## WRITTEN REQUEST
Print out each entry below exactly, please.

++++ TASK MATERIAL

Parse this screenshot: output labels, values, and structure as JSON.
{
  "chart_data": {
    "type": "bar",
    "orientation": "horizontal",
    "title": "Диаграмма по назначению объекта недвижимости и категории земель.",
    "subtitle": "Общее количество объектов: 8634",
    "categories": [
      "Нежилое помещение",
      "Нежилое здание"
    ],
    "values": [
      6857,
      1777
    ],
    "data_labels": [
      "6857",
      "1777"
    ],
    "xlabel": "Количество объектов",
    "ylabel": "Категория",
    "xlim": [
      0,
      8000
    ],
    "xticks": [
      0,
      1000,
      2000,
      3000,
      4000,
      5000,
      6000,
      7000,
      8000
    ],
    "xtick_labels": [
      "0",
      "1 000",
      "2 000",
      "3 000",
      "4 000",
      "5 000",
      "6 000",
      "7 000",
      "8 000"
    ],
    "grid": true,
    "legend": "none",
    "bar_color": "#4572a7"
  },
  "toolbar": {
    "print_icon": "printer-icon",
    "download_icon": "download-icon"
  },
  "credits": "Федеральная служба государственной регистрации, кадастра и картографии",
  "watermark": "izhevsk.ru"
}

++++++++

## RIGHT ANSWER
Parse this screenshot: output labels, values, and structure as JSON.
{
  "chart_data": {
    "type": "bar",
    "orientation": "horizontal",
    "title": "Диаграмма по назначению объекта недвижимости и категории земель.",
    "subtitle": "Общее количество объектов: 8634",
    "categories": [
      "Нежилое помещение",
      "Нежилое здание"
    ],
    "values": [
      6857,
      1777
    ],
    "data_labels": [
      "6857",
      "1777"
    ],
    "xlabel": "Количество объектов",
    "ylabel": "Категория",
    "xlim": [
      0,
      8000
    ],
    "xticks": [
      0,
      1000,
      2000,
      3000,
      4000,
      5000,
      6000,
      7000,
      8000
    ],
    "xtick_labels": [
      "0",
      "1 000",
      "2 000",
      "3 000",
      "4 000",
      "5 000",
      "6 000",
      "7 000",
      "8 000"
    ],
    "grid": true,
    "legend": "none",
    "bar_color": "#4572a7"
  },
  "toolbar": {
    "print_icon": "printer-icon",
    "download_icon": "download-icon"
  },
  "credits": "Федеральная служба государственной регистрации, кадастра и картографии",
  "watermark": "izhevsk.ru"
}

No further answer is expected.